● **Instructions for the task**:
Can you print every record below exactly as written?

● **Material**:
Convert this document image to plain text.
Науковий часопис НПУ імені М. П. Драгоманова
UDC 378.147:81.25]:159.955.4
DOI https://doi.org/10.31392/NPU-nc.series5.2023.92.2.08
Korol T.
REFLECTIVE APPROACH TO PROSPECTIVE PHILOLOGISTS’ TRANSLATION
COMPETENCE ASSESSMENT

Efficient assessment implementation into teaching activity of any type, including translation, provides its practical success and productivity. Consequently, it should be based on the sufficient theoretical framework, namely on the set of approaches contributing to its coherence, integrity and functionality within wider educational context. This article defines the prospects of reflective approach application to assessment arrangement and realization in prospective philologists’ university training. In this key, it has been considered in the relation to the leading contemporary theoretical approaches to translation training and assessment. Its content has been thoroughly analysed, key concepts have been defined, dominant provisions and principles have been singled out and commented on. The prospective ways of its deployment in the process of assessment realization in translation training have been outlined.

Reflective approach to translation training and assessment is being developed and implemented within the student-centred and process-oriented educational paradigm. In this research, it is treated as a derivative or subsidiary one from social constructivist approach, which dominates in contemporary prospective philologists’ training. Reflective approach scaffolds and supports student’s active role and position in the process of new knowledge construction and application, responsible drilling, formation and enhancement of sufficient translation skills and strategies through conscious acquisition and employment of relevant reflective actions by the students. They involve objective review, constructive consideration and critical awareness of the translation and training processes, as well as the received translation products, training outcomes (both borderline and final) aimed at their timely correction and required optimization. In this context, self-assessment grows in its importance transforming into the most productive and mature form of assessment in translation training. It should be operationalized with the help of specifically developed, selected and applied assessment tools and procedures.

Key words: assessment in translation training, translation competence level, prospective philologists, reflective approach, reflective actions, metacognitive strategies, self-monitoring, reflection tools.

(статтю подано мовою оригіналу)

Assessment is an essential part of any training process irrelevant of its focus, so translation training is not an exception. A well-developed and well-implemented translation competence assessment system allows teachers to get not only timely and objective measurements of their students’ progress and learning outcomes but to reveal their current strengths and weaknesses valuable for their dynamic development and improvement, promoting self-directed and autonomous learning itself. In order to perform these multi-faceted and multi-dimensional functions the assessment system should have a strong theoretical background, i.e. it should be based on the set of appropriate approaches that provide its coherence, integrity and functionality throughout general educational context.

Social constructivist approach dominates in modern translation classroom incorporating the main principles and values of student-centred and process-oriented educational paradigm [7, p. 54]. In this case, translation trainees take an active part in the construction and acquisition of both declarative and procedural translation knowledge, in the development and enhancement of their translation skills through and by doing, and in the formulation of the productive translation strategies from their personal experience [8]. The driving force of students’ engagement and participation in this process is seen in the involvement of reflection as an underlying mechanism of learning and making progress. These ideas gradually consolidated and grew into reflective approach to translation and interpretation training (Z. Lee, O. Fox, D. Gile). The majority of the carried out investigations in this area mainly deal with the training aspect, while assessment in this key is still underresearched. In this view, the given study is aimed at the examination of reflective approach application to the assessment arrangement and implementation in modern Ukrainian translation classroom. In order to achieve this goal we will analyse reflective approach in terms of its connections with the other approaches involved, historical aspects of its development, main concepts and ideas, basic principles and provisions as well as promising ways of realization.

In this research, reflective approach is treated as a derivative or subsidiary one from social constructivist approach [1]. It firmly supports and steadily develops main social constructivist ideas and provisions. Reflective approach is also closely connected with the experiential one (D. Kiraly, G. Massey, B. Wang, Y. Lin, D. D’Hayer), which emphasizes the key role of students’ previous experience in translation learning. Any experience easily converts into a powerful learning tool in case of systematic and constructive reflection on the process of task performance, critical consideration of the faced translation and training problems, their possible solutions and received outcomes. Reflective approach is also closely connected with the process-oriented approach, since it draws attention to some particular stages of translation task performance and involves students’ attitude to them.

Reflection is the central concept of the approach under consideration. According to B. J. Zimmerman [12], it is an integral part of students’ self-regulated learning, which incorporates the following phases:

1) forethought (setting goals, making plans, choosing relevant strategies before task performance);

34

● **Correct answer**:
Convert this document image to plain text.
Науковий часопис НПУ імені М. П. Драгоманова
UDC 378.147:81.25]:159.955.4
DOI https://doi.org/10.31392/NPU-nc.series5.2023.92.2.08
Korol T.
REFLECTIVE APPROACH TO PROSPECTIVE PHILOLOGISTS’ TRANSLATION
COMPETENCE ASSESSMENT

Efficient assessment implementation into teaching activity of any type, including translation, provides its practical success and productivity. Consequently, it should be based on the sufficient theoretical framework, namely on the set of approaches contributing to its coherence, integrity and functionality within wider educational context. This article defines the prospects of reflective approach application to assessment arrangement and realization in prospective philologists’ university training. In this key, it has been considered in the relation to the leading contemporary theoretical approaches to translation training and assessment. Its content has been thoroughly analysed, key concepts have been defined, dominant provisions and principles have been singled out and commented on. The prospective ways of its deployment in the process of assessment realization in translation training have been outlined.

Reflective approach to translation training and assessment is being developed and implemented within the student-centred and process-oriented educational paradigm. In this research, it is treated as a derivative or subsidiary one from social constructivist approach, which dominates in contemporary prospective philologists’ training. Reflective approach scaffolds and supports student’s active role and position in the process of new knowledge construction and application, responsible drilling, formation and enhancement of sufficient translation skills and strategies through conscious acquisition and employment of relevant reflective actions by the students. They involve objective review, constructive consideration and critical awareness of the translation and training processes, as well as the received translation products, training outcomes (both borderline and final) aimed at their timely correction and required optimization. In this context, self-assessment grows in its importance transforming into the most productive and mature form of assessment in translation training. It should be operationalized with the help of specifically developed, selected and applied assessment tools and procedures.

Key words: assessment in translation training, translation competence level, prospective philologists, reflective approach, reflective actions, metacognitive strategies, self-monitoring, reflection tools.

(статтю подано мовою оригіналу)

Assessment is an essential part of any training process irrelevant of its focus, so translation training is not an exception. A well-developed and well-implemented translation competence assessment system allows teachers to get not only timely and objective measurements of their students’ progress and learning outcomes but to reveal their current strengths and weaknesses valuable for their dynamic development and improvement, promoting self-directed and autonomous learning itself. In order to perform these multi-faceted and multi-dimensional functions the assessment system should have a strong theoretical background, i.e. it should be based on the set of appropriate approaches that provide its coherence, integrity and functionality throughout general educational context.

Social constructivist approach dominates in modern translation classroom incorporating the main principles and values of student-centred and process-oriented educational paradigm [7, p. 54]. In this case, translation trainees take an active part in the construction and acquisition of both declarative and procedural translation knowledge, in the development and enhancement of their translation skills through and by doing, and in the formulation of the productive translation strategies from their personal experience [8]. The driving force of students’ engagement and participation in this process is seen in the involvement of reflection as an underlying mechanism of learning and making progress. These ideas gradually consolidated and grew into reflective approach to translation and interpretation training (Z. Lee, O. Fox, D. Gile). The majority of the carried out investigations in this area mainly deal with the training aspect, while assessment in this key is still underresearched. In this view, the given study is aimed at the examination of reflective approach application to the assessment arrangement and implementation in modern Ukrainian translation classroom. In order to achieve this goal we will analyse reflective approach in terms of its connections with the other approaches involved, historical aspects of its development, main concepts and ideas, basic principles and provisions as well as promising ways of realization.

In this research, reflective approach is treated as a derivative or subsidiary one from social constructivist approach [1]. It firmly supports and steadily develops main social constructivist ideas and provisions. Reflective approach is also closely connected with the experiential one (D. Kiraly, G. Massey, B. Wang, Y. Lin, D. D’Hayer), which emphasizes the key role of students’ previous experience in translation learning. Any experience easily converts into a powerful learning tool in case of systematic and constructive reflection on the process of task performance, critical consideration of the faced translation and training problems, their possible solutions and received outcomes. Reflective approach is also closely connected with the process-oriented approach, since it draws attention to some particular stages of translation task performance and involves students’ attitude to them.

Reflection is the central concept of the approach under consideration. According to B. J. Zimmerman [12], it is an integral part of students’ self-regulated learning, which incorporates the following phases:

1) forethought (setting goals, making plans, choosing relevant strategies before task performance);

34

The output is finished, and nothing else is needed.